→ **What this task involves**
Write out every single entry exactly.

>> Begin Record list

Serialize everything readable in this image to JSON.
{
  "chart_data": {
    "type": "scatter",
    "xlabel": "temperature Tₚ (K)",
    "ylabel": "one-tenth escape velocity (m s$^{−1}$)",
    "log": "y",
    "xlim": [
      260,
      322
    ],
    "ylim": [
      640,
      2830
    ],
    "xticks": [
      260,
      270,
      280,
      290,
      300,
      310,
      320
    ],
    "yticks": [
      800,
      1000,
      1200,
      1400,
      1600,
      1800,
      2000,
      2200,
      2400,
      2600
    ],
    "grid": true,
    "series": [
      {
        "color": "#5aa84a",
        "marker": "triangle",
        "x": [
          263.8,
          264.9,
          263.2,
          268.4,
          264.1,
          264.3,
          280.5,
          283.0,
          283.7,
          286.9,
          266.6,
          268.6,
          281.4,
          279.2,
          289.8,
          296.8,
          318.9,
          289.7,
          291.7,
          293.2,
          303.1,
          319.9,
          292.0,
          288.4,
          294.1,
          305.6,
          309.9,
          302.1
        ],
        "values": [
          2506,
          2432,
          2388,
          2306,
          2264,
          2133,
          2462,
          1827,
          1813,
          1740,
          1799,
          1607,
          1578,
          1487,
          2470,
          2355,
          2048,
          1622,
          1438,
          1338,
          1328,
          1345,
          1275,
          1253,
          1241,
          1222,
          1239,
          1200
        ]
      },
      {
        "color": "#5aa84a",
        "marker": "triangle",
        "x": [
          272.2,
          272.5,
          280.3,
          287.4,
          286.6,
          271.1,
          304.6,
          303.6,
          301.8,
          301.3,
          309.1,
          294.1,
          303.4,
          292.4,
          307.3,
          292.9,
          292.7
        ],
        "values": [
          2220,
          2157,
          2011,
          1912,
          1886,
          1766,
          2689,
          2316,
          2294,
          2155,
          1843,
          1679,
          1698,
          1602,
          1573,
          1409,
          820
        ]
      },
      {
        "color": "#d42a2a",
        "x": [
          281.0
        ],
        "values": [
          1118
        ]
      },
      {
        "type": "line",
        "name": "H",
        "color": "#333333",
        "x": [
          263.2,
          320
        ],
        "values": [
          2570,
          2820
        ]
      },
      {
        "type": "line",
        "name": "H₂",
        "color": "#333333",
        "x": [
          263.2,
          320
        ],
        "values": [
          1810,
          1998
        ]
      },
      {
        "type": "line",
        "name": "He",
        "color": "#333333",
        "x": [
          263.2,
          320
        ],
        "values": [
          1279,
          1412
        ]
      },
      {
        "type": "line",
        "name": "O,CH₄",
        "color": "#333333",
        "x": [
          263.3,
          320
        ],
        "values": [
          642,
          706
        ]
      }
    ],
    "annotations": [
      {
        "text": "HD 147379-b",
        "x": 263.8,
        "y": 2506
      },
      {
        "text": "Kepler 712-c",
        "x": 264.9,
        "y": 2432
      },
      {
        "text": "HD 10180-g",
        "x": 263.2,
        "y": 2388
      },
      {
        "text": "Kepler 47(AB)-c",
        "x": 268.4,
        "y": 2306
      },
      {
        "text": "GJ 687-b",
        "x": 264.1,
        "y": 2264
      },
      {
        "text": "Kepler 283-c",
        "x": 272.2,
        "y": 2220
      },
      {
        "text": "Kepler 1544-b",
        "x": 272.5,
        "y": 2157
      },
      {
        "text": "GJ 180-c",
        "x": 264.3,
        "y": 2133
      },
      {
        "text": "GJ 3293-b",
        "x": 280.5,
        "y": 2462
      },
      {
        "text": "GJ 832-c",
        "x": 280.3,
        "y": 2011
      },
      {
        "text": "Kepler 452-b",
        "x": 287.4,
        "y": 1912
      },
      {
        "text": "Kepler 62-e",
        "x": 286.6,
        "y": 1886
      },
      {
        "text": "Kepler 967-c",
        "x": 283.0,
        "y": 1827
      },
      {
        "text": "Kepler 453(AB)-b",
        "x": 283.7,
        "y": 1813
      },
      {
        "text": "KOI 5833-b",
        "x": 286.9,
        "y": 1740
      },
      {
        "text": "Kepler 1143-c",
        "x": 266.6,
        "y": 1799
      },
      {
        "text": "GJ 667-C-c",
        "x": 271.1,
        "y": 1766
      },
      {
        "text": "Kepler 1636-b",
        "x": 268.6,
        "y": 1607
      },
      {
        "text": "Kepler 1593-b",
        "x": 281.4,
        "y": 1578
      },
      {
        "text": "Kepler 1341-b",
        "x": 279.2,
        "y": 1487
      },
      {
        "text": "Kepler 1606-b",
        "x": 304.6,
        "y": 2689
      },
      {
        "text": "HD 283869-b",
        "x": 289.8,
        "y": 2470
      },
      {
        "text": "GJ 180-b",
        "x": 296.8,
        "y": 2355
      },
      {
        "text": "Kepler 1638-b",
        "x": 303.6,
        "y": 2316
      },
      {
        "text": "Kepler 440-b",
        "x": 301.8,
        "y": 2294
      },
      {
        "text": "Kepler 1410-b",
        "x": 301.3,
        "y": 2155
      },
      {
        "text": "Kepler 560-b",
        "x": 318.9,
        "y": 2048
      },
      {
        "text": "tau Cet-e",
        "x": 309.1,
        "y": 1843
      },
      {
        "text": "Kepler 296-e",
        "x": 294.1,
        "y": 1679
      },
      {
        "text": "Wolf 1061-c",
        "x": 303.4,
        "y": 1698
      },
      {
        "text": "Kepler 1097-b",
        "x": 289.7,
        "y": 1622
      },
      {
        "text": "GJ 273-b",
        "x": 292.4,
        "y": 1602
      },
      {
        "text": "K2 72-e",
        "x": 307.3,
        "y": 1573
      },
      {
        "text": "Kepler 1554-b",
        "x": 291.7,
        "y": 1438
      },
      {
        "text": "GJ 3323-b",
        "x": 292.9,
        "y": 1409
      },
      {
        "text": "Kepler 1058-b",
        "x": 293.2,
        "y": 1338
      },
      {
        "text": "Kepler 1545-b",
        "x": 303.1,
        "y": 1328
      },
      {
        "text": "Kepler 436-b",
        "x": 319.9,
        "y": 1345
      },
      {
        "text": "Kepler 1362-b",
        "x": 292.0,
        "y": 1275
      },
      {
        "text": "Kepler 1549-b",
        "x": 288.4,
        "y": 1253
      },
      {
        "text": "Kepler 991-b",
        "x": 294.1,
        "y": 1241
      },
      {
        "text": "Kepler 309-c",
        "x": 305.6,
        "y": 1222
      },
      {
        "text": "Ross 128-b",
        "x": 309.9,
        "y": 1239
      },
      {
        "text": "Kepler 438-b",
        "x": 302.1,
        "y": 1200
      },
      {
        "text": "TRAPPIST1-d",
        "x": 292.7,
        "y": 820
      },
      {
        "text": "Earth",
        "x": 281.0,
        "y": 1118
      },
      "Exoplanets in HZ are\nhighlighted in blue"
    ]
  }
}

>> End Record list

→ **Worked solution**
Serialize everything readable in this image to JSON.
{
  "chart_data": {
    "type": "scatter",
    "xlabel": "temperature Tₚ (K)",
    "ylabel": "one-tenth escape velocity (m s$^{−1}$)",
    "log": "y",
    "xlim": [
      260,
      322
    ],
    "ylim": [
      640,
      2830
    ],
    "xticks": [
      260,
      270,
      280,
      290,
      300,
      310,
      320
    ],
    "yticks": [
      800,
      1000,
      1200,
      1400,
      1600,
      1800,
      2000,
      2200,
      2400,
      2600
    ],
    "grid": true,
    "series": [
      {
        "color": "#5aa84a",
        "marker": "triangle",
        "x": [
          263.8,
          264.9,
          263.2,
          268.4,
          264.1,
          264.3,
          280.5,
          283.0,
          283.7,
          286.9,
          266.6,
          268.6,
          281.4,
          279.2,
          289.8,
          296.8,
          318.9,
          289.7,
          291.7,
          293.2,
          303.1,
          319.9,
          292.0,
          288.4,
          294.1,
          305.6,
          309.9,
          302.1
        ],
        "values": [
          2506,
          2432,
          2388,
          2306,
          2264,
          2133,
          2462,
          1827,
          1813,
          1740,
          1799,
          1607,
          1578,
          1487,
          2470,
          2355,
          2048,
          1622,
          1438,
          1338,
          1328,
          1345,
          1275,
          1253,
          1241,
          1222,
          1239,
          1200
        ]
      },
      {
        "color": "#5aa84a",
        "marker": "triangle",
        "x": [
          272.2,
          272.5,
          280.3,
          287.4,
          286.6,
          271.1,
          304.6,
          303.6,
          301.8,
          301.3,
          309.1,
          294.1,
          303.4,
          292.4,
          307.3,
          292.9,
          292.7
        ],
        "values": [
          2220,
          2157,
          2011,
          1912,
          1886,
          1766,
          2689,
          2316,
          2294,
          2155,
          1843,
          1679,
          1698,
          1602,
          1573,
          1409,
          820
        ]
      },
      {
        "color": "#d42a2a",
        "x": [
          281.0
        ],
        "values": [
          1118
        ]
      },
      {
        "type": "line",
        "name": "H",
        "color": "#333333",
        "x": [
          263.2,
          320
        ],
        "values": [
          2570,
          2820
        ]
      },
      {
        "type": "line",
        "name": "H₂",
        "color": "#333333",
        "x": [
          263.2,
          320
        ],
        "values": [
          1810,
          1998
        ]
      },
      {
        "type": "line",
        "name": "He",
        "color": "#333333",
        "x": [
          263.2,
          320
        ],
        "values": [
          1279,
          1412
        ]
      },
      {
        "type": "line",
        "name": "O,CH₄",
        "color": "#333333",
        "x": [
          263.3,
          320
        ],
        "values": [
          642,
          706
        ]
      }
    ],
    "annotations": [
      {
        "text": "HD 147379-b",
        "x": 263.8,
        "y": 2506
      },
      {
        "text": "Kepler 712-c",
        "x": 264.9,
        "y": 2432
      },
      {
        "text": "HD 10180-g",
        "x": 263.2,
        "y": 2388
      },
      {
        "text": "Kepler 47(AB)-c",
        "x": 268.4,
        "y": 2306
      },
      {
        "text": "GJ 687-b",
        "x": 264.1,
        "y": 2264
      },
      {
        "text": "Kepler 283-c",
        "x": 272.2,
        "y": 2220
      },
      {
        "text": "Kepler 1544-b",
        "x": 272.5,
        "y": 2157
      },
      {
        "text": "GJ 180-c",
        "x": 264.3,
        "y": 2133
      },
      {
        "text": "GJ 3293-b",
        "x": 280.5,
        "y": 2462
      },
      {
        "text": "GJ 832-c",
        "x": 280.3,
        "y": 2011
      },
      {
        "text": "Kepler 452-b",
        "x": 287.4,
        "y": 1912
      },
      {
        "text": "Kepler 62-e",
        "x": 286.6,
        "y": 1886
      },
      {
        "text": "Kepler 967-c",
        "x": 283.0,
        "y": 1827
      },
      {
        "text": "Kepler 453(AB)-b",
        "x": 283.7,
        "y": 1813
      },
      {
        "text": "KOI 5833-b",
        "x": 286.9,
        "y": 1740
      },
      {
        "text": "Kepler 1143-c",
        "x": 266.6,
        "y": 1799
      },
      {
        "text": "GJ 667-C-c",
        "x": 271.1,
        "y": 1766
      },
      {
        "text": "Kepler 1636-b",
        "x": 268.6,
        "y": 1607
      },
      {
        "text": "Kepler 1593-b",
        "x": 281.4,
        "y": 1578
      },
      {
        "text": "Kepler 1341-b",
        "x": 279.2,
        "y": 1487
      },
      {
        "text": "Kepler 1606-b",
        "x": 304.6,
        "y": 2689
      },
      {
        "text": "HD 283869-b",
        "x": 289.8,
        "y": 2470
      },
      {
        "text": "GJ 180-b",
        "x": 296.8,
        "y": 2355
      },
      {
        "text": "Kepler 1638-b",
        "x": 303.6,
        "y": 2316
      },
      {
        "text": "Kepler 440-b",
        "x": 301.8,
        "y": 2294
      },
      {
        "text": "Kepler 1410-b",
        "x": 301.3,
        "y": 2155
      },
      {
        "text": "Kepler 560-b",
        "x": 318.9,
        "y": 2048
      },
      {
        "text": "tau Cet-e",
        "x": 309.1,
        "y": 1843
      },
      {
        "text": "Kepler 296-e",
        "x": 294.1,
        "y": 1679
      },
      {
        "text": "Wolf 1061-c",
        "x": 303.4,
        "y": 1698
      },
      {
        "text": "Kepler 1097-b",
        "x": 289.7,
        "y": 1622
      },
      {
        "text": "GJ 273-b",
        "x": 292.4,
        "y": 1602
      },
      {
        "text": "K2 72-e",
        "x": 307.3,
        "y": 1573
      },
      {
        "text": "Kepler 1554-b",
        "x": 291.7,
        "y": 1438
      },
      {
        "text": "GJ 3323-b",
        "x": 292.9,
        "y": 1409
      },
      {
        "text": "Kepler 1058-b",
        "x": 293.2,
        "y": 1338
      },
      {
        "text": "Kepler 1545-b",
        "x": 303.1,
        "y": 1328
      },
      {
        "text": "Kepler 436-b",
        "x": 319.9,
        "y": 1345
      },
      {
        "text": "Kepler 1362-b",
        "x": 292.0,
        "y": 1275
      },
      {
        "text": "Kepler 1549-b",
        "x": 288.4,
        "y": 1253
      },
      {
        "text": "Kepler 991-b",
        "x": 294.1,
        "y": 1241
      },
      {
        "text": "Kepler 309-c",
        "x": 305.6,
        "y": 1222
      },
      {
        "text": "Ross 128-b",
        "x": 309.9,
        "y": 1239
      },
      {
        "text": "Kepler 438-b",
        "x": 302.1,
        "y": 1200
      },
      {
        "text": "TRAPPIST1-d",
        "x": 292.7,
        "y": 820
      },
      {
        "text": "Earth",
        "x": 281.0,
        "y": 1118
      },
      "Exoplanets in HZ are\nhighlighted in blue"
    ]
  }
}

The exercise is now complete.